◆ SET TASK ◆
Omit all pictures. Copy the rest of the material exactly.
»»
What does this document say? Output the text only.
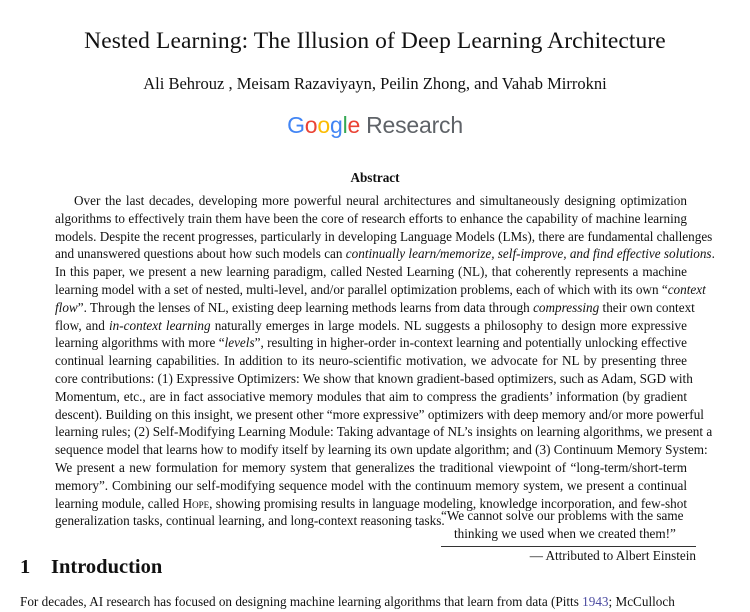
Nested Learning: The Illusion of Deep Learning Architecture
Ali Behrouz , Meisam Razaviyayn, Peilin Zhong, and Vahab Mirrokni
Google Research
Abstract
Over the last decades, developing more powerful neural architectures and simultaneously designing optimization
algorithms to effectively train them have been the core of research efforts to enhance the capability of machine learning
models. Despite the recent progresses, particularly in developing Language Models (LMs), there are fundamental challenges
and unanswered questions about how such models can continually learn/memorize, self-improve, and find effective solutions.
In this paper, we present a new learning paradigm, called Nested Learning (NL), that coherently represents a machine
learning model with a set of nested, multi-level, and/or parallel optimization problems, each of which with its own “context
flow”. Through the lenses of NL, existing deep learning methods learns from data through compressing their own context
flow, and in-context learning naturally emerges in large models. NL suggests a philosophy to design more expressive
learning algorithms with more “levels”, resulting in higher-order in-context learning and potentially unlocking effective
continual learning capabilities. In addition to its neuro-scientific motivation, we advocate for NL by presenting three
core contributions: (1) Expressive Optimizers: We show that known gradient-based optimizers, such as Adam, SGD with
Momentum, etc., are in fact associative memory modules that aim to compress the gradients’ information (by gradient
descent). Building on this insight, we present other “more expressive” optimizers with deep memory and/or more powerful
learning rules; (2) Self-Modifying Learning Module: Taking advantage of NL’s insights on learning algorithms, we present a
sequence model that learns how to modify itself by learning its own update algorithm; and (3) Continuum Memory System:
We present a new formulation for memory system that generalizes the traditional viewpoint of “long-term/short-term
memory”. Combining our self-modifying sequence model with the continuum memory system, we present a continual
learning module, called Hope, showing promising results in language modeling, knowledge incorporation, and few-shot
generalization tasks, continual learning, and long-context reasoning tasks.
“We cannot solve our problems with the same
thinking we used when we created them!”
— Attributed to Albert Einstein
1 Introduction
For decades, AI research has focused on designing machine learning algorithms that learn from data (Pitts 1943; McCulloch
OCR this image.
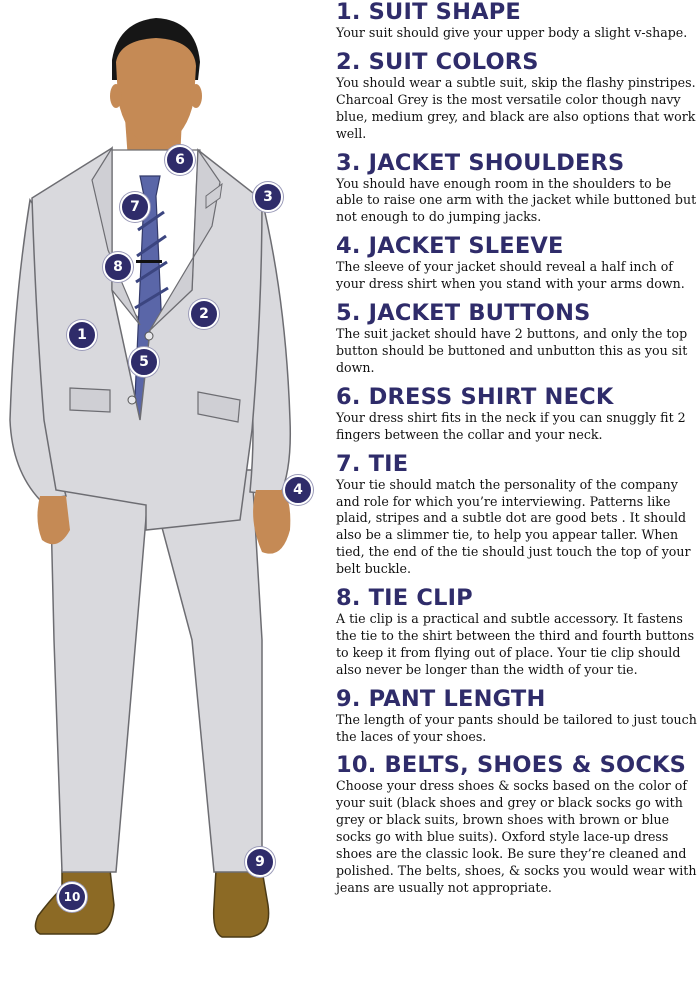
1
2
3
4
5
6
7
8
9
10
1. SUIT SHAPE

Your suit should give your upper body a slight v-shape.

2. SUIT COLORS

You should wear a subtle suit, skip the flashy pinstripes. Charcoal Grey is the most versatile color though navy blue, medium grey, and black are also options that work well.

3. JACKET SHOULDERS

You should have enough room in the shoulders to be able to raise one arm with the jacket while buttoned but not enough to do jumping jacks.

4. JACKET SLEEVE

The sleeve of your jacket should reveal a half inch of your dress shirt when you stand with your arms down.

5. JACKET BUTTONS

The suit jacket should have 2 buttons, and only the top button should be buttoned and unbutton this as you sit down.

6. DRESS SHIRT NECK

Your dress shirt fits in the neck if you can snuggly fit 2 fingers between the collar and your neck.

7. TIE

Your tie should match the personality of the company and role for which you’re interviewing. Patterns like plaid, stripes and a subtle dot are good bets . It should also be a slimmer tie, to help you appear taller. When tied, the end of the tie should just touch the top of your belt buckle.

8. TIE CLIP

A tie clip is a practical and subtle accessory. It fastens the tie to the shirt between the third and fourth buttons to keep it from flying out of place. Your tie clip should also never be longer than the width of your tie.

9. PANT LENGTH

The length of your pants should be tailored to just touch the laces of your shoes.

10. BELTS, SHOES & SOCKS

Choose your dress shoes & socks based on the color of your suit (black shoes and grey or black socks go with grey or black suits, brown shoes with brown or blue socks go with blue suits). Oxford style lace-up dress shoes are the classic look. Be sure they’re cleaned and polished. The belts, shoes, & socks you would wear with jeans are usually not appropriate.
««
◆ THE REPLY ◆
What does this document say? Output the text only.
Nested Learning: The Illusion of Deep Learning Architecture
Ali Behrouz , Meisam Razaviyayn, Peilin Zhong, and Vahab Mirrokni
Google Research
Abstract
Over the last decades, developing more powerful neural architectures and simultaneously designing optimization
algorithms to effectively train them have been the core of research efforts to enhance the capability of machine learning
models. Despite the recent progresses, particularly in developing Language Models (LMs), there are fundamental challenges
and unanswered questions about how such models can continually learn/memorize, self-improve, and find effective solutions.
In this paper, we present a new learning paradigm, called Nested Learning (NL), that coherently represents a machine
learning model with a set of nested, multi-level, and/or parallel optimization problems, each of which with its own “context
flow”. Through the lenses of NL, existing deep learning methods learns from data through compressing their own context
flow, and in-context learning naturally emerges in large models. NL suggests a philosophy to design more expressive
learning algorithms with more “levels”, resulting in higher-order in-context learning and potentially unlocking effective
continual learning capabilities. In addition to its neuro-scientific motivation, we advocate for NL by presenting three
core contributions: (1) Expressive Optimizers: We show that known gradient-based optimizers, such as Adam, SGD with
Momentum, etc., are in fact associative memory modules that aim to compress the gradients’ information (by gradient
descent). Building on this insight, we present other “more expressive” optimizers with deep memory and/or more powerful
learning rules; (2) Self-Modifying Learning Module: Taking advantage of NL’s insights on learning algorithms, we present a
sequence model that learns how to modify itself by learning its own update algorithm; and (3) Continuum Memory System:
We present a new formulation for memory system that generalizes the traditional viewpoint of “long-term/short-term
memory”. Combining our self-modifying sequence model with the continuum memory system, we present a continual
learning module, called Hope, showing promising results in language modeling, knowledge incorporation, and few-shot
generalization tasks, continual learning, and long-context reasoning tasks.
“We cannot solve our problems with the same
thinking we used when we created them!”
— Attributed to Albert Einstein
1 Introduction
For decades, AI research has focused on designing machine learning algorithms that learn from data (Pitts 1943; McCulloch
OCR this image.
1
2
3
4
5
6
7
8
9
10
1. SUIT SHAPE

Your suit should give your upper body a slight v-shape.

2. SUIT COLORS

You should wear a subtle suit, skip the flashy pinstripes. Charcoal Grey is the most versatile color though navy blue, medium grey, and black are also options that work well.

3. JACKET SHOULDERS

You should have enough room in the shoulders to be able to raise one arm with the jacket while buttoned but not enough to do jumping jacks.

4. JACKET SLEEVE

The sleeve of your jacket should reveal a half inch of your dress shirt when you stand with your arms down.

5. JACKET BUTTONS

The suit jacket should have 2 buttons, and only the top button should be buttoned and unbutton this as you sit down.

6. DRESS SHIRT NECK

Your dress shirt fits in the neck if you can snuggly fit 2 fingers between the collar and your neck.

7. TIE

Your tie should match the personality of the company and role for which you’re interviewing. Patterns like plaid, stripes and a subtle dot are good bets . It should also be a slimmer tie, to help you appear taller. When tied, the end of the tie should just touch the top of your belt buckle.

8. TIE CLIP

A tie clip is a practical and subtle accessory. It fastens the tie to the shirt between the third and fourth buttons to keep it from flying out of place. Your tie clip should also never be longer than the width of your tie.

9. PANT LENGTH

The length of your pants should be tailored to just touch the laces of your shoes.

10. BELTS, SHOES & SOCKS

Choose your dress shoes & socks based on the color of your suit (black shoes and grey or black socks go with grey or black suits, brown shoes with brown or blue socks go with blue suits). Oxford style lace-up dress shoes are the classic look. Be sure they’re cleaned and polished. The belts, shoes, & socks you would wear with jeans are usually not appropriate.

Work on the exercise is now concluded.